- EXERCISE PROMPT
Each record is to be printed again precisely as it reads.

[Entries with figure data]
------------

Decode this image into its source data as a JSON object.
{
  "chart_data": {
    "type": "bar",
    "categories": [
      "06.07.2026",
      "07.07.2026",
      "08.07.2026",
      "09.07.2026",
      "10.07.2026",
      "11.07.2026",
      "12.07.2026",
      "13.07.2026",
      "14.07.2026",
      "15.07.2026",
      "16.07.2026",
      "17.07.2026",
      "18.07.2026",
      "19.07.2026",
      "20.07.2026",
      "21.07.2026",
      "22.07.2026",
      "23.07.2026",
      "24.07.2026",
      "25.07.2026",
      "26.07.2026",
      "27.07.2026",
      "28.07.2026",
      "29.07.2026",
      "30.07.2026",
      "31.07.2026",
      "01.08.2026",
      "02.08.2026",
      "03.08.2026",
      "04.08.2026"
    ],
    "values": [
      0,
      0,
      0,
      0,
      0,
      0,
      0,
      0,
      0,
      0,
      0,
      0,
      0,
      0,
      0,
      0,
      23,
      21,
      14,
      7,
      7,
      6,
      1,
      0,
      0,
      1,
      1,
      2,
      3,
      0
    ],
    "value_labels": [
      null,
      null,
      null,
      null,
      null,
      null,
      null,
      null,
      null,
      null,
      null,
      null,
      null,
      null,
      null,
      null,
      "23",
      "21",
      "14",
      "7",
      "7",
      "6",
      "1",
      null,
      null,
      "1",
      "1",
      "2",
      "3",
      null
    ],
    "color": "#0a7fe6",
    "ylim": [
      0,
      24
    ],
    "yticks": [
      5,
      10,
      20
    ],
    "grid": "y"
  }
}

------------

- RESPONSE TO THIS EXERCISE
Decode this image into its source data as a JSON object.
{
  "chart_data": {
    "type": "bar",
    "categories": [
      "06.07.2026",
      "07.07.2026",
      "08.07.2026",
      "09.07.2026",
      "10.07.2026",
      "11.07.2026",
      "12.07.2026",
      "13.07.2026",
      "14.07.2026",
      "15.07.2026",
      "16.07.2026",
      "17.07.2026",
      "18.07.2026",
      "19.07.2026",
      "20.07.2026",
      "21.07.2026",
      "22.07.2026",
      "23.07.2026",
      "24.07.2026",
      "25.07.2026",
      "26.07.2026",
      "27.07.2026",
      "28.07.2026",
      "29.07.2026",
      "30.07.2026",
      "31.07.2026",
      "01.08.2026",
      "02.08.2026",
      "03.08.2026",
      "04.08.2026"
    ],
    "values": [
      0,
      0,
      0,
      0,
      0,
      0,
      0,
      0,
      0,
      0,
      0,
      0,
      0,
      0,
      0,
      0,
      23,
      21,
      14,
      7,
      7,
      6,
      1,
      0,
      0,
      1,
      1,
      2,
      3,
      0
    ],
    "value_labels": [
      null,
      null,
      null,
      null,
      null,
      null,
      null,
      null,
      null,
      null,
      null,
      null,
      null,
      null,
      null,
      null,
      "23",
      "21",
      "14",
      "7",
      "7",
      "6",
      "1",
      null,
      null,
      "1",
      "1",
      "2",
      "3",
      null
    ],
    "color": "#0a7fe6",
    "ylim": [
      0,
      24
    ],
    "yticks": [
      5,
      10,
      20
    ],
    "grid": "y"
  }
}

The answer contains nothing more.